What is needed ▸
Extract the full listing below without altering a single character.

_ _ _ _

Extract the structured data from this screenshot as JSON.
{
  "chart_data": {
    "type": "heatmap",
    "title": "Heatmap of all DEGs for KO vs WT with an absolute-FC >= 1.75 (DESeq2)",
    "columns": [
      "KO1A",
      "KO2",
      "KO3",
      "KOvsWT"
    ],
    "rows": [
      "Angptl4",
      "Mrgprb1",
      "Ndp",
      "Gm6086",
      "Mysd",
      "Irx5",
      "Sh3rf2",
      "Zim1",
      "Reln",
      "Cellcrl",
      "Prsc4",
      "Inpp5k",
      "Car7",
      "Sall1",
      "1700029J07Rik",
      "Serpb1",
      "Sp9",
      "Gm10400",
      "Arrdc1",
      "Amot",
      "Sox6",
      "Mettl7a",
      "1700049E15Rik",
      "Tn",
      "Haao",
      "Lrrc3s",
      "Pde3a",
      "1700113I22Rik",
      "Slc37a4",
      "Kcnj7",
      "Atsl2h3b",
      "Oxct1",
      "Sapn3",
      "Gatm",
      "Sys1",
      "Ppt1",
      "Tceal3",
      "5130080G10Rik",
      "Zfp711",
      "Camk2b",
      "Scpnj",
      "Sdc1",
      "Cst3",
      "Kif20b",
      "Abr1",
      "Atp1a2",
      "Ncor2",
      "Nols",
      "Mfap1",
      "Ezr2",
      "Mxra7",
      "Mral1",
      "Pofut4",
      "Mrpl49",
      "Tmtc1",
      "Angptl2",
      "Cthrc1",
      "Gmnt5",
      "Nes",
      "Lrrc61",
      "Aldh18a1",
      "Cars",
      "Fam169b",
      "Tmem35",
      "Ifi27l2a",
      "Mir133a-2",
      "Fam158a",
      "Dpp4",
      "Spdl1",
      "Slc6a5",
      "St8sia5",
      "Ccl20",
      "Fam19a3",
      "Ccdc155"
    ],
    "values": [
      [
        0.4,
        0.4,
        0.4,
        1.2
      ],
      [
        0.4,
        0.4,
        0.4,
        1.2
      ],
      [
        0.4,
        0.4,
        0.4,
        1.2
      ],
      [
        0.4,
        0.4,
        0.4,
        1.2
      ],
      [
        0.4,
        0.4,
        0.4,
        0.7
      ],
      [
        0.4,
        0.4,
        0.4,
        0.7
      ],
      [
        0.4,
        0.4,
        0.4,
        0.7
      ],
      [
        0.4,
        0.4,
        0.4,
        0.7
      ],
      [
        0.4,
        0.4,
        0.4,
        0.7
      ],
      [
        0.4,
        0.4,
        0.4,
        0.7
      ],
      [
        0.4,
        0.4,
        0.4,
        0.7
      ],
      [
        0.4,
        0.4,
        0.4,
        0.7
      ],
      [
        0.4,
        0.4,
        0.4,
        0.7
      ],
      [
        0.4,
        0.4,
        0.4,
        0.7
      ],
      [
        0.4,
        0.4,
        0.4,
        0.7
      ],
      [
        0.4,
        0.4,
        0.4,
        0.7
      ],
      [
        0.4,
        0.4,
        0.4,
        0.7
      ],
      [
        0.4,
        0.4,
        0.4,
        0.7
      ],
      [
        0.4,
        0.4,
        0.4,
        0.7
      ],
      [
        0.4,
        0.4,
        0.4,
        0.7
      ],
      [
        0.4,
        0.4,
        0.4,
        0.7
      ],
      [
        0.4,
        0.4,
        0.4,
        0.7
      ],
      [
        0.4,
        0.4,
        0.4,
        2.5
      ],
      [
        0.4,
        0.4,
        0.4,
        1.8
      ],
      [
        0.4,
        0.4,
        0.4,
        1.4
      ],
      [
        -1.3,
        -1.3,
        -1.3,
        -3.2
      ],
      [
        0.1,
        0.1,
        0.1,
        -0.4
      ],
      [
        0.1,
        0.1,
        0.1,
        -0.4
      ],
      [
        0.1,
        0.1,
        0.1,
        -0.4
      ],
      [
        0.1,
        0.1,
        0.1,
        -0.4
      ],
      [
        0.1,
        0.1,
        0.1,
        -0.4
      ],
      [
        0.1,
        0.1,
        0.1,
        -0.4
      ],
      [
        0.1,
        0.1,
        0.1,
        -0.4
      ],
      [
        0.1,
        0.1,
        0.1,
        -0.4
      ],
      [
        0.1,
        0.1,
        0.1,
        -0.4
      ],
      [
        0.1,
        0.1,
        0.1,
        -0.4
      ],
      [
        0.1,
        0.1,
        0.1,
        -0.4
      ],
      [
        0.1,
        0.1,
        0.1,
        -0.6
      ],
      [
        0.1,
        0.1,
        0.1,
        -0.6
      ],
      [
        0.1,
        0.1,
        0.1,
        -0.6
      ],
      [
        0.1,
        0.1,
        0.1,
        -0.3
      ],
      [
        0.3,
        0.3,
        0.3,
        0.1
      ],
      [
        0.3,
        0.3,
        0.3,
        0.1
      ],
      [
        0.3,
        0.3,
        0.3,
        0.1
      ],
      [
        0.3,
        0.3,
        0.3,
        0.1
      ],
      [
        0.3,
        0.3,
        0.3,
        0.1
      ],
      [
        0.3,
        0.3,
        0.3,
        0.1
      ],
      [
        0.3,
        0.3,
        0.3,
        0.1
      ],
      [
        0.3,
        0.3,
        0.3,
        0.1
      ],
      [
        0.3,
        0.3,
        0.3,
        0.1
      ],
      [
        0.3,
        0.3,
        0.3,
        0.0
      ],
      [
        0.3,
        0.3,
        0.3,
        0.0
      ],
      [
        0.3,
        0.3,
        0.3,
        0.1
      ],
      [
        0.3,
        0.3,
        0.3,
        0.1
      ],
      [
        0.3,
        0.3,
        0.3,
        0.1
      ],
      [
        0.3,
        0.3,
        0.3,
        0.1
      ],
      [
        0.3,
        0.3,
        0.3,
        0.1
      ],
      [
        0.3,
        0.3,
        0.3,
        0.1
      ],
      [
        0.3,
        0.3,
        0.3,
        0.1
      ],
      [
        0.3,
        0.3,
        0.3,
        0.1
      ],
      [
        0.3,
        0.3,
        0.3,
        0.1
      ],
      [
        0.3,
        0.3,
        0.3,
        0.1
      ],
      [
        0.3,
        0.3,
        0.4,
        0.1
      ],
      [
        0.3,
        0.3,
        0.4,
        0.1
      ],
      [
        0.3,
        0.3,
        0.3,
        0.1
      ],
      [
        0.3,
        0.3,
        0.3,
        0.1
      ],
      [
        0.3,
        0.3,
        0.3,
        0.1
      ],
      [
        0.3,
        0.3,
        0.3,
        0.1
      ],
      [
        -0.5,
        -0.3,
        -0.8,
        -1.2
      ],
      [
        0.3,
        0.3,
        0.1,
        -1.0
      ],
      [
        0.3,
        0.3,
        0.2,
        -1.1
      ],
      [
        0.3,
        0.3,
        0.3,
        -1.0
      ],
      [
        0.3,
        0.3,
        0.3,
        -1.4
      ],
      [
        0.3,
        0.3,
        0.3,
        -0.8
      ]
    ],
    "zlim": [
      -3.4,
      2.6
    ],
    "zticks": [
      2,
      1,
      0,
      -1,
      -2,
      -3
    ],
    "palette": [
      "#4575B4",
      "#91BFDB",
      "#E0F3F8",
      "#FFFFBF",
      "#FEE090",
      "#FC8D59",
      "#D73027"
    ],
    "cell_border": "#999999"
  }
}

_ _ _ _

The response ▸
Extract the structured data from this screenshot as JSON.
{
  "chart_data": {
    "type": "heatmap",
    "title": "Heatmap of all DEGs for KO vs WT with an absolute-FC >= 1.75 (DESeq2)",
    "columns": [
      "KO1A",
      "KO2",
      "KO3",
      "KOvsWT"
    ],
    "rows": [
      "Angptl4",
      "Mrgprb1",
      "Ndp",
      "Gm6086",
      "Mysd",
      "Irx5",
      "Sh3rf2",
      "Zim1",
      "Reln",
      "Cellcrl",
      "Prsc4",
      "Inpp5k",
      "Car7",
      "Sall1",
      "1700029J07Rik",
      "Serpb1",
      "Sp9",
      "Gm10400",
      "Arrdc1",
      "Amot",
      "Sox6",
      "Mettl7a",
      "1700049E15Rik",
      "Tn",
      "Haao",
      "Lrrc3s",
      "Pde3a",
      "1700113I22Rik",
      "Slc37a4",
      "Kcnj7",
      "Atsl2h3b",
      "Oxct1",
      "Sapn3",
      "Gatm",
      "Sys1",
      "Ppt1",
      "Tceal3",
      "5130080G10Rik",
      "Zfp711",
      "Camk2b",
      "Scpnj",
      "Sdc1",
      "Cst3",
      "Kif20b",
      "Abr1",
      "Atp1a2",
      "Ncor2",
      "Nols",
      "Mfap1",
      "Ezr2",
      "Mxra7",
      "Mral1",
      "Pofut4",
      "Mrpl49",
      "Tmtc1",
      "Angptl2",
      "Cthrc1",
      "Gmnt5",
      "Nes",
      "Lrrc61",
      "Aldh18a1",
      "Cars",
      "Fam169b",
      "Tmem35",
      "Ifi27l2a",
      "Mir133a-2",
      "Fam158a",
      "Dpp4",
      "Spdl1",
      "Slc6a5",
      "St8sia5",
      "Ccl20",
      "Fam19a3",
      "Ccdc155"
    ],
    "values": [
      [
        0.4,
        0.4,
        0.4,
        1.2
      ],
      [
        0.4,
        0.4,
        0.4,
        1.2
      ],
      [
        0.4,
        0.4,
        0.4,
        1.2
      ],
      [
        0.4,
        0.4,
        0.4,
        1.2
      ],
      [
        0.4,
        0.4,
        0.4,
        0.7
      ],
      [
        0.4,
        0.4,
        0.4,
        0.7
      ],
      [
        0.4,
        0.4,
        0.4,
        0.7
      ],
      [
        0.4,
        0.4,
        0.4,
        0.7
      ],
      [
        0.4,
        0.4,
        0.4,
        0.7
      ],
      [
        0.4,
        0.4,
        0.4,
        0.7
      ],
      [
        0.4,
        0.4,
        0.4,
        0.7
      ],
      [
        0.4,
        0.4,
        0.4,
        0.7
      ],
      [
        0.4,
        0.4,
        0.4,
        0.7
      ],
      [
        0.4,
        0.4,
        0.4,
        0.7
      ],
      [
        0.4,
        0.4,
        0.4,
        0.7
      ],
      [
        0.4,
        0.4,
        0.4,
        0.7
      ],
      [
        0.4,
        0.4,
        0.4,
        0.7
      ],
      [
        0.4,
        0.4,
        0.4,
        0.7
      ],
      [
        0.4,
        0.4,
        0.4,
        0.7
      ],
      [
        0.4,
        0.4,
        0.4,
        0.7
      ],
      [
        0.4,
        0.4,
        0.4,
        0.7
      ],
      [
        0.4,
        0.4,
        0.4,
        0.7
      ],
      [
        0.4,
        0.4,
        0.4,
        2.5
      ],
      [
        0.4,
        0.4,
        0.4,
        1.8
      ],
      [
        0.4,
        0.4,
        0.4,
        1.4
      ],
      [
        -1.3,
        -1.3,
        -1.3,
        -3.2
      ],
      [
        0.1,
        0.1,
        0.1,
        -0.4
      ],
      [
        0.1,
        0.1,
        0.1,
        -0.4
      ],
      [
        0.1,
        0.1,
        0.1,
        -0.4
      ],
      [
        0.1,
        0.1,
        0.1,
        -0.4
      ],
      [
        0.1,
        0.1,
        0.1,
        -0.4
      ],
      [
        0.1,
        0.1,
        0.1,
        -0.4
      ],
      [
        0.1,
        0.1,
        0.1,
        -0.4
      ],
      [
        0.1,
        0.1,
        0.1,
        -0.4
      ],
      [
        0.1,
        0.1,
        0.1,
        -0.4
      ],
      [
        0.1,
        0.1,
        0.1,
        -0.4
      ],
      [
        0.1,
        0.1,
        0.1,
        -0.4
      ],
      [
        0.1,
        0.1,
        0.1,
        -0.6
      ],
      [
        0.1,
        0.1,
        0.1,
        -0.6
      ],
      [
        0.1,
        0.1,
        0.1,
        -0.6
      ],
      [
        0.1,
        0.1,
        0.1,
        -0.3
      ],
      [
        0.3,
        0.3,
        0.3,
        0.1
      ],
      [
        0.3,
        0.3,
        0.3,
        0.1
      ],
      [
        0.3,
        0.3,
        0.3,
        0.1
      ],
      [
        0.3,
        0.3,
        0.3,
        0.1
      ],
      [
        0.3,
        0.3,
        0.3,
        0.1
      ],
      [
        0.3,
        0.3,
        0.3,
        0.1
      ],
      [
        0.3,
        0.3,
        0.3,
        0.1
      ],
      [
        0.3,
        0.3,
        0.3,
        0.1
      ],
      [
        0.3,
        0.3,
        0.3,
        0.1
      ],
      [
        0.3,
        0.3,
        0.3,
        0.0
      ],
      [
        0.3,
        0.3,
        0.3,
        0.0
      ],
      [
        0.3,
        0.3,
        0.3,
        0.1
      ],
      [
        0.3,
        0.3,
        0.3,
        0.1
      ],
      [
        0.3,
        0.3,
        0.3,
        0.1
      ],
      [
        0.3,
        0.3,
        0.3,
        0.1
      ],
      [
        0.3,
        0.3,
        0.3,
        0.1
      ],
      [
        0.3,
        0.3,
        0.3,
        0.1
      ],
      [
        0.3,
        0.3,
        0.3,
        0.1
      ],
      [
        0.3,
        0.3,
        0.3,
        0.1
      ],
      [
        0.3,
        0.3,
        0.3,
        0.1
      ],
      [
        0.3,
        0.3,
        0.3,
        0.1
      ],
      [
        0.3,
        0.3,
        0.4,
        0.1
      ],
      [
        0.3,
        0.3,
        0.4,
        0.1
      ],
      [
        0.3,
        0.3,
        0.3,
        0.1
      ],
      [
        0.3,
        0.3,
        0.3,
        0.1
      ],
      [
        0.3,
        0.3,
        0.3,
        0.1
      ],
      [
        0.3,
        0.3,
        0.3,
        0.1
      ],
      [
        -0.5,
        -0.3,
        -0.8,
        -1.2
      ],
      [
        0.3,
        0.3,
        0.1,
        -1.0
      ],
      [
        0.3,
        0.3,
        0.2,
        -1.1
      ],
      [
        0.3,
        0.3,
        0.3,
        -1.0
      ],
      [
        0.3,
        0.3,
        0.3,
        -1.4
      ],
      [
        0.3,
        0.3,
        0.3,
        -0.8
      ]
    ],
    "zlim": [
      -3.4,
      2.6
    ],
    "zticks": [
      2,
      1,
      0,
      -1,
      -2,
      -3
    ],
    "palette": [
      "#4575B4",
      "#91BFDB",
      "#E0F3F8",
      "#FFFFBF",
      "#FEE090",
      "#FC8D59",
      "#D73027"
    ],
    "cell_border": "#999999"
  }
}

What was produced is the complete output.